* _Short task_: Look through the records below, count the lines with the word "Files", and reply with only the number.

........

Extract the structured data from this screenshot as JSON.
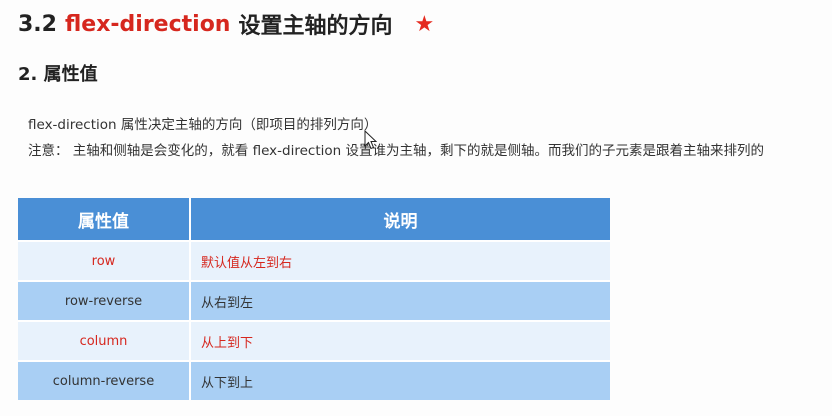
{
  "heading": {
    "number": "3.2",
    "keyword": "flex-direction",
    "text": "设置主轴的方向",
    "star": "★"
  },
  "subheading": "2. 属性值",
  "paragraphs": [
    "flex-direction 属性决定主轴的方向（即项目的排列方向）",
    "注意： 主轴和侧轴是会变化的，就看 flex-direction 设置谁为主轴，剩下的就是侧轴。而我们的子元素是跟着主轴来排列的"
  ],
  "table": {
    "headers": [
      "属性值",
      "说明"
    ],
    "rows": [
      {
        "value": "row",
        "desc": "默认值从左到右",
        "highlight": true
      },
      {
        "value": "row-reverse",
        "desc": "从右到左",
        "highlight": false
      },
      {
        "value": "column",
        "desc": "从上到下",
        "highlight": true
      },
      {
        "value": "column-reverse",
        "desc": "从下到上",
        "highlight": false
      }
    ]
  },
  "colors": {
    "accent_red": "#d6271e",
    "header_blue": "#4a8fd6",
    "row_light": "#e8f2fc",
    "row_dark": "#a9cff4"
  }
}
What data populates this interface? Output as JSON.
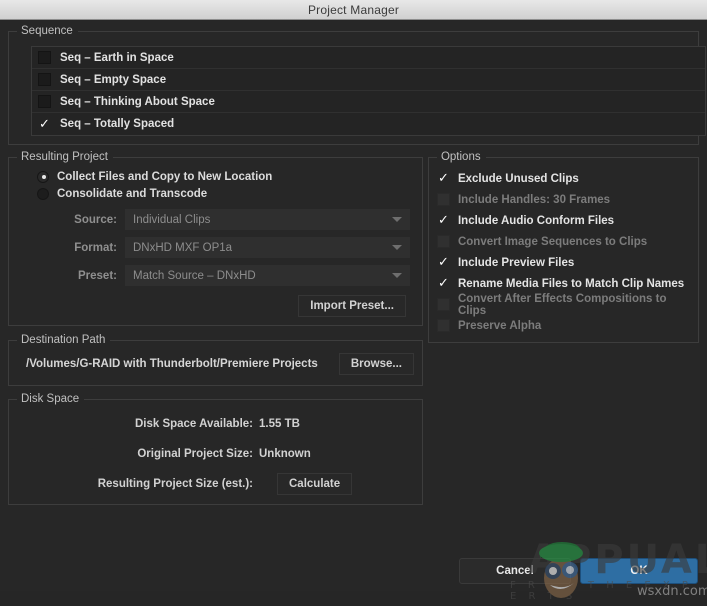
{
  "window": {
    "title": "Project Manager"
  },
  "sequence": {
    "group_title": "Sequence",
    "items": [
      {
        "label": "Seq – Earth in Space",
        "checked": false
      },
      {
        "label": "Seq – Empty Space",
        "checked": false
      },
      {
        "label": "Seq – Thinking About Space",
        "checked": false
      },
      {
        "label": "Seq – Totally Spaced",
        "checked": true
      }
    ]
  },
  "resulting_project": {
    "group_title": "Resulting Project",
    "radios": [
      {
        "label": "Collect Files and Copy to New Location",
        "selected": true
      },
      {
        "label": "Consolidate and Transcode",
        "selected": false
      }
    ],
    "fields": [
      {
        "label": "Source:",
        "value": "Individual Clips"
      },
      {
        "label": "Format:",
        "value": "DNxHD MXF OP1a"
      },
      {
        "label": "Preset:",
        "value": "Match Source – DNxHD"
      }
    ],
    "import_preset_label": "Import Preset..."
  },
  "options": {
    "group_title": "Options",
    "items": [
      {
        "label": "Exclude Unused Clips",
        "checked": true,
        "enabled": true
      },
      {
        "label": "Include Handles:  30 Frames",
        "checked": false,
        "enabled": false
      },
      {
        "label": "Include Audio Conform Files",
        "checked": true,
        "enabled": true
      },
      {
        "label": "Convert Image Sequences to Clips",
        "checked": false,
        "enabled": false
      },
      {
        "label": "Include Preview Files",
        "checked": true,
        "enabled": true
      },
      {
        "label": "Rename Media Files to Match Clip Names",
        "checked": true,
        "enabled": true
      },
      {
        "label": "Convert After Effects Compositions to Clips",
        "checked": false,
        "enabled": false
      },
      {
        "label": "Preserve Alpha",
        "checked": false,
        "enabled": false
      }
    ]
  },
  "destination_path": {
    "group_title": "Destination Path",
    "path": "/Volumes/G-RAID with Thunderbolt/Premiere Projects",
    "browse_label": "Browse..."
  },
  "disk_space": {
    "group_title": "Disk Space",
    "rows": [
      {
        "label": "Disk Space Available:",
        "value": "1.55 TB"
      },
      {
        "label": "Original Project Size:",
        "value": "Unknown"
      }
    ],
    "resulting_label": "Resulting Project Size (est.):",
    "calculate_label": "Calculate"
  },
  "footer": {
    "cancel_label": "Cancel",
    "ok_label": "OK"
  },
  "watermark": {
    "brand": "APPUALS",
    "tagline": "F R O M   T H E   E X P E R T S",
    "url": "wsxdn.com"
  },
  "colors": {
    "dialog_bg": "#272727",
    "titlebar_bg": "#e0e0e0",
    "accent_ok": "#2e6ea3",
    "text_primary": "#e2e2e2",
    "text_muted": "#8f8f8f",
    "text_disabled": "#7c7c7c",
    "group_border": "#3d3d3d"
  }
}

........

* _Result for this task_: 4